Transcribe the full listing exactly, and drop every picture.

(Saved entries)

▬▬▬▬▬▬

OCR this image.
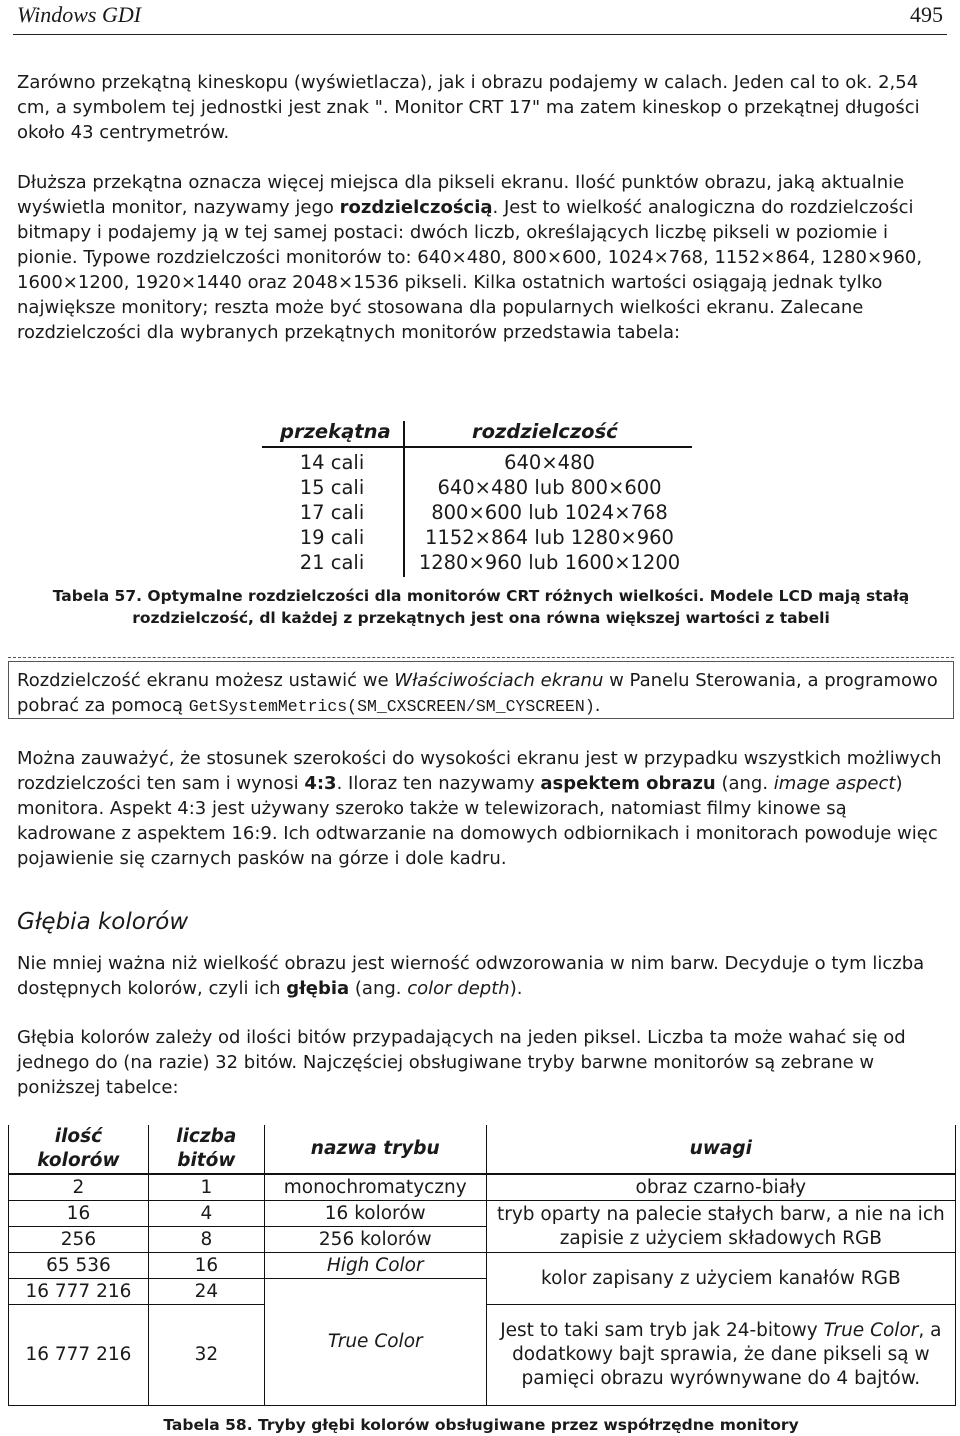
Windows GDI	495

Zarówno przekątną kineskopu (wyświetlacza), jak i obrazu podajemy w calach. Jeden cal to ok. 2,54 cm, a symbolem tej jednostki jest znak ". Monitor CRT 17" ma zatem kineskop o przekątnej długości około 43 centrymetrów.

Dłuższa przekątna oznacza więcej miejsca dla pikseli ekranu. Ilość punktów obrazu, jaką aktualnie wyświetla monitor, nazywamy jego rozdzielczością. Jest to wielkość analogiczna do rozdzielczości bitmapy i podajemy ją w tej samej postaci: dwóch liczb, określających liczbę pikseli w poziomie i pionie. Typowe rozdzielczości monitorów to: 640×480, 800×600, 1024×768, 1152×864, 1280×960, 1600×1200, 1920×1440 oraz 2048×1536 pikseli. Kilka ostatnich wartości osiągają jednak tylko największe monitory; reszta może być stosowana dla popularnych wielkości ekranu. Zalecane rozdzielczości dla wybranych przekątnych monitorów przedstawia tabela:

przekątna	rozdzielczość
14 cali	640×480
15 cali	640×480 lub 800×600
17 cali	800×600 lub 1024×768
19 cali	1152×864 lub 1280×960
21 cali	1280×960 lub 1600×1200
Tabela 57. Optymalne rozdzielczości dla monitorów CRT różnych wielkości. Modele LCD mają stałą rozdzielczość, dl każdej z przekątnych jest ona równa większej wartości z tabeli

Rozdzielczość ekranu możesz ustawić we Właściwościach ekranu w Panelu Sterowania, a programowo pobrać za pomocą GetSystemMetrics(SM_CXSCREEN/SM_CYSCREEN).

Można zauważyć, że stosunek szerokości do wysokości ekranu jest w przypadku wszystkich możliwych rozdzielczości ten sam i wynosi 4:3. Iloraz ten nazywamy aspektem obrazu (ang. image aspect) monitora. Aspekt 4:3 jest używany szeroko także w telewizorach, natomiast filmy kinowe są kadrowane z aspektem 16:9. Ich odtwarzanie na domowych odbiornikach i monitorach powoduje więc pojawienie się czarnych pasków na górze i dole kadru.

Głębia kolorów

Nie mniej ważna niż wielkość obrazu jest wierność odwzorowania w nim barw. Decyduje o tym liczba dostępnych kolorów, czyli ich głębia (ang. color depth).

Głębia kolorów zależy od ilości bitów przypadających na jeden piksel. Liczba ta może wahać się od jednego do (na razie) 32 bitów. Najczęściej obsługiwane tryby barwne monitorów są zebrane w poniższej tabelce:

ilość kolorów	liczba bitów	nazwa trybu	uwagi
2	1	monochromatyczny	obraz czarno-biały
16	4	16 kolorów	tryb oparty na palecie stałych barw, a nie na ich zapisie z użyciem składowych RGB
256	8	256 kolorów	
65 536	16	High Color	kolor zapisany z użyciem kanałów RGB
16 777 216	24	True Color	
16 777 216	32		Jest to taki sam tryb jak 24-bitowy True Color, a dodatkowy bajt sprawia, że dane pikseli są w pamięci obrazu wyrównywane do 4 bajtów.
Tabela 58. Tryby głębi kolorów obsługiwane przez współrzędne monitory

▬▬▬▬▬▬

▶ [ANSWER TO THIS TASK]
OCR this image.
Windows GDI	495

Zarówno przekątną kineskopu (wyświetlacza), jak i obrazu podajemy w calach. Jeden cal to ok. 2,54 cm, a symbolem tej jednostki jest znak ". Monitor CRT 17" ma zatem kineskop o przekątnej długości około 43 centrymetrów.

Dłuższa przekątna oznacza więcej miejsca dla pikseli ekranu. Ilość punktów obrazu, jaką aktualnie wyświetla monitor, nazywamy jego rozdzielczością. Jest to wielkość analogiczna do rozdzielczości bitmapy i podajemy ją w tej samej postaci: dwóch liczb, określających liczbę pikseli w poziomie i pionie. Typowe rozdzielczości monitorów to: 640×480, 800×600, 1024×768, 1152×864, 1280×960, 1600×1200, 1920×1440 oraz 2048×1536 pikseli. Kilka ostatnich wartości osiągają jednak tylko największe monitory; reszta może być stosowana dla popularnych wielkości ekranu. Zalecane rozdzielczości dla wybranych przekątnych monitorów przedstawia tabela:

przekątna	rozdzielczość
14 cali	640×480
15 cali	640×480 lub 800×600
17 cali	800×600 lub 1024×768
19 cali	1152×864 lub 1280×960
21 cali	1280×960 lub 1600×1200
Tabela 57. Optymalne rozdzielczości dla monitorów CRT różnych wielkości. Modele LCD mają stałą rozdzielczość, dl każdej z przekątnych jest ona równa większej wartości z tabeli

Rozdzielczość ekranu możesz ustawić we Właściwościach ekranu w Panelu Sterowania, a programowo pobrać za pomocą GetSystemMetrics(SM_CXSCREEN/SM_CYSCREEN).

Można zauważyć, że stosunek szerokości do wysokości ekranu jest w przypadku wszystkich możliwych rozdzielczości ten sam i wynosi 4:3. Iloraz ten nazywamy aspektem obrazu (ang. image aspect) monitora. Aspekt 4:3 jest używany szeroko także w telewizorach, natomiast filmy kinowe są kadrowane z aspektem 16:9. Ich odtwarzanie na domowych odbiornikach i monitorach powoduje więc pojawienie się czarnych pasków na górze i dole kadru.

Głębia kolorów

Nie mniej ważna niż wielkość obrazu jest wierność odwzorowania w nim barw. Decyduje o tym liczba dostępnych kolorów, czyli ich głębia (ang. color depth).

Głębia kolorów zależy od ilości bitów przypadających na jeden piksel. Liczba ta może wahać się od jednego do (na razie) 32 bitów. Najczęściej obsługiwane tryby barwne monitorów są zebrane w poniższej tabelce:

ilość kolorów	liczba bitów	nazwa trybu	uwagi
2	1	monochromatyczny	obraz czarno-biały
16	4	16 kolorów	tryb oparty na palecie stałych barw, a nie na ich zapisie z użyciem składowych RGB
256	8	256 kolorów	
65 536	16	High Color	kolor zapisany z użyciem kanałów RGB
16 777 216	24	True Color	
16 777 216	32		Jest to taki sam tryb jak 24-bitowy True Color, a dodatkowy bajt sprawia, że dane pikseli są w pamięci obrazu wyrównywane do 4 bajtów.
Tabela 58. Tryby głębi kolorów obsługiwane przez współrzędne monitory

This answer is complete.